Brief |
Below are some records: retype them all exactly, but not the pictures.

========================================

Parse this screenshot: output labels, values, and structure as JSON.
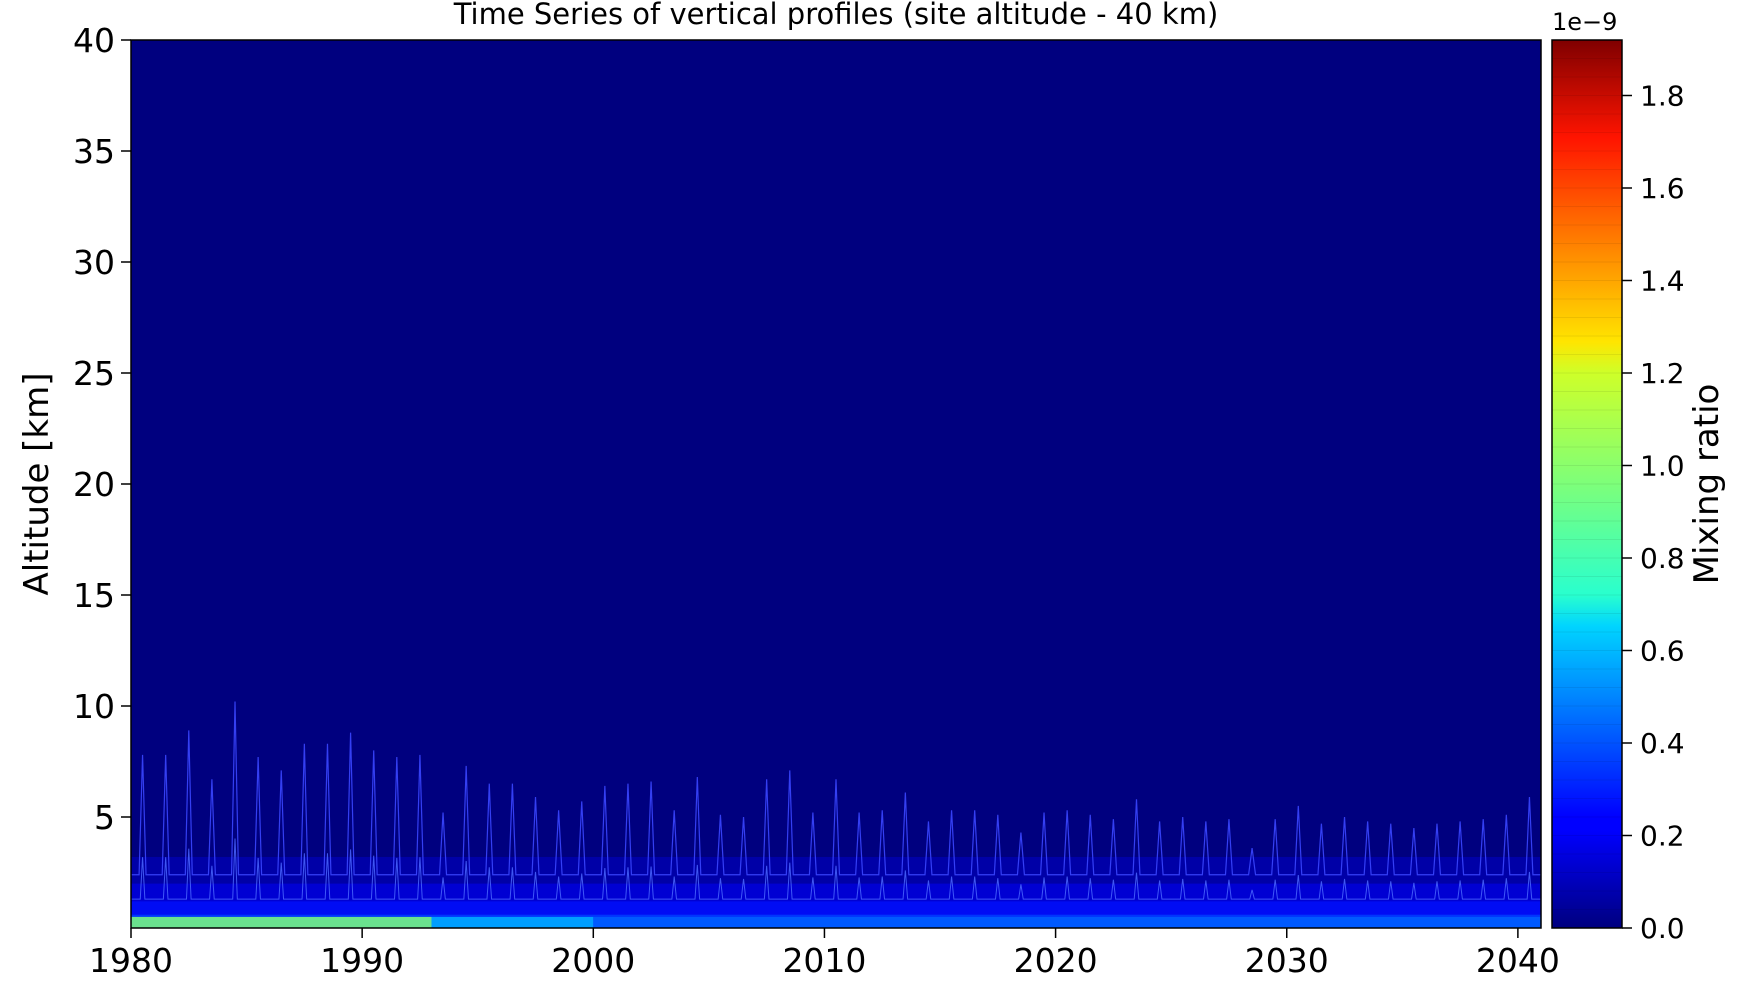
{
  "chart_data": {
    "type": "heatmap",
    "title": "Time Series of vertical profiles (site altitude - 40 km)",
    "xlabel": "",
    "ylabel": "Altitude [km]",
    "xlim": [
      1980,
      2041
    ],
    "ylim": [
      0,
      40
    ],
    "xticks": [
      "1980",
      "1990",
      "2000",
      "2010",
      "2020",
      "2030",
      "2040"
    ],
    "yticks": [
      "5",
      "10",
      "15",
      "20",
      "25",
      "30",
      "35",
      "40"
    ],
    "colorbar": {
      "label": "Mixing ratio",
      "offset_text": "1e−9",
      "colormap": "jet",
      "range": [
        0.0,
        1.92
      ],
      "ticks": [
        "0.0",
        "0.2",
        "0.4",
        "0.6",
        "0.8",
        "1.0",
        "1.2",
        "1.4",
        "1.6",
        "1.8"
      ],
      "levels": 48
    },
    "background_color": "#00007f",
    "near_surface": {
      "altitude_km": 0.5,
      "max_value_e9_by_decade": [
        {
          "period": "1980-1993",
          "value": 1.2
        },
        {
          "period": "1993-2000",
          "value": 0.6
        },
        {
          "period": "2000-2041",
          "value": 0.4
        }
      ]
    },
    "seasonal_peak_altitude_km": {
      "years": [
        1980,
        1981,
        1982,
        1983,
        1984,
        1985,
        1986,
        1987,
        1988,
        1989,
        1990,
        1991,
        1992,
        1993,
        1994,
        1995,
        1996,
        1997,
        1998,
        1999,
        2000,
        2001,
        2002,
        2003,
        2004,
        2005,
        2006,
        2007,
        2008,
        2009,
        2010,
        2011,
        2012,
        2013,
        2014,
        2015,
        2016,
        2017,
        2018,
        2019,
        2020,
        2021,
        2022,
        2023,
        2024,
        2025,
        2026,
        2027,
        2028,
        2029,
        2030,
        2031,
        2032,
        2033,
        2034,
        2035,
        2036,
        2037,
        2038,
        2039,
        2040
      ],
      "values": [
        7.8,
        7.8,
        8.9,
        6.7,
        10.2,
        7.7,
        7.1,
        8.3,
        8.3,
        8.8,
        8.0,
        7.7,
        7.8,
        5.2,
        7.3,
        6.5,
        6.5,
        5.9,
        5.3,
        5.7,
        6.4,
        6.5,
        6.6,
        5.3,
        6.8,
        5.1,
        5.0,
        6.7,
        7.1,
        5.2,
        6.7,
        5.2,
        5.3,
        6.1,
        4.8,
        5.3,
        5.3,
        5.1,
        4.3,
        5.2,
        5.3,
        5.1,
        4.9,
        5.8,
        4.8,
        5.0,
        4.8,
        4.9,
        3.6,
        4.9,
        5.5,
        4.7,
        5.0,
        4.8,
        4.7,
        4.5,
        4.7,
        4.8,
        4.9,
        5.1,
        5.9
      ]
    }
  }
}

========================================

Task result |
Parse this screenshot: output labels, values, and structure as JSON.
{
  "chart_data": {
    "type": "heatmap",
    "title": "Time Series of vertical profiles (site altitude - 40 km)",
    "xlabel": "",
    "ylabel": "Altitude [km]",
    "xlim": [
      1980,
      2041
    ],
    "ylim": [
      0,
      40
    ],
    "xticks": [
      "1980",
      "1990",
      "2000",
      "2010",
      "2020",
      "2030",
      "2040"
    ],
    "yticks": [
      "5",
      "10",
      "15",
      "20",
      "25",
      "30",
      "35",
      "40"
    ],
    "colorbar": {
      "label": "Mixing ratio",
      "offset_text": "1e−9",
      "colormap": "jet",
      "range": [
        0.0,
        1.92
      ],
      "ticks": [
        "0.0",
        "0.2",
        "0.4",
        "0.6",
        "0.8",
        "1.0",
        "1.2",
        "1.4",
        "1.6",
        "1.8"
      ],
      "levels": 48
    },
    "background_color": "#00007f",
    "near_surface": {
      "altitude_km": 0.5,
      "max_value_e9_by_decade": [
        {
          "period": "1980-1993",
          "value": 1.2
        },
        {
          "period": "1993-2000",
          "value": 0.6
        },
        {
          "period": "2000-2041",
          "value": 0.4
        }
      ]
    },
    "seasonal_peak_altitude_km": {
      "years": [
        1980,
        1981,
        1982,
        1983,
        1984,
        1985,
        1986,
        1987,
        1988,
        1989,
        1990,
        1991,
        1992,
        1993,
        1994,
        1995,
        1996,
        1997,
        1998,
        1999,
        2000,
        2001,
        2002,
        2003,
        2004,
        2005,
        2006,
        2007,
        2008,
        2009,
        2010,
        2011,
        2012,
        2013,
        2014,
        2015,
        2016,
        2017,
        2018,
        2019,
        2020,
        2021,
        2022,
        2023,
        2024,
        2025,
        2026,
        2027,
        2028,
        2029,
        2030,
        2031,
        2032,
        2033,
        2034,
        2035,
        2036,
        2037,
        2038,
        2039,
        2040
      ],
      "values": [
        7.8,
        7.8,
        8.9,
        6.7,
        10.2,
        7.7,
        7.1,
        8.3,
        8.3,
        8.8,
        8.0,
        7.7,
        7.8,
        5.2,
        7.3,
        6.5,
        6.5,
        5.9,
        5.3,
        5.7,
        6.4,
        6.5,
        6.6,
        5.3,
        6.8,
        5.1,
        5.0,
        6.7,
        7.1,
        5.2,
        6.7,
        5.2,
        5.3,
        6.1,
        4.8,
        5.3,
        5.3,
        5.1,
        4.3,
        5.2,
        5.3,
        5.1,
        4.9,
        5.8,
        4.8,
        5.0,
        4.8,
        4.9,
        3.6,
        4.9,
        5.5,
        4.7,
        5.0,
        4.8,
        4.7,
        4.5,
        4.7,
        4.8,
        4.9,
        5.1,
        5.9
      ]
    }
  }
}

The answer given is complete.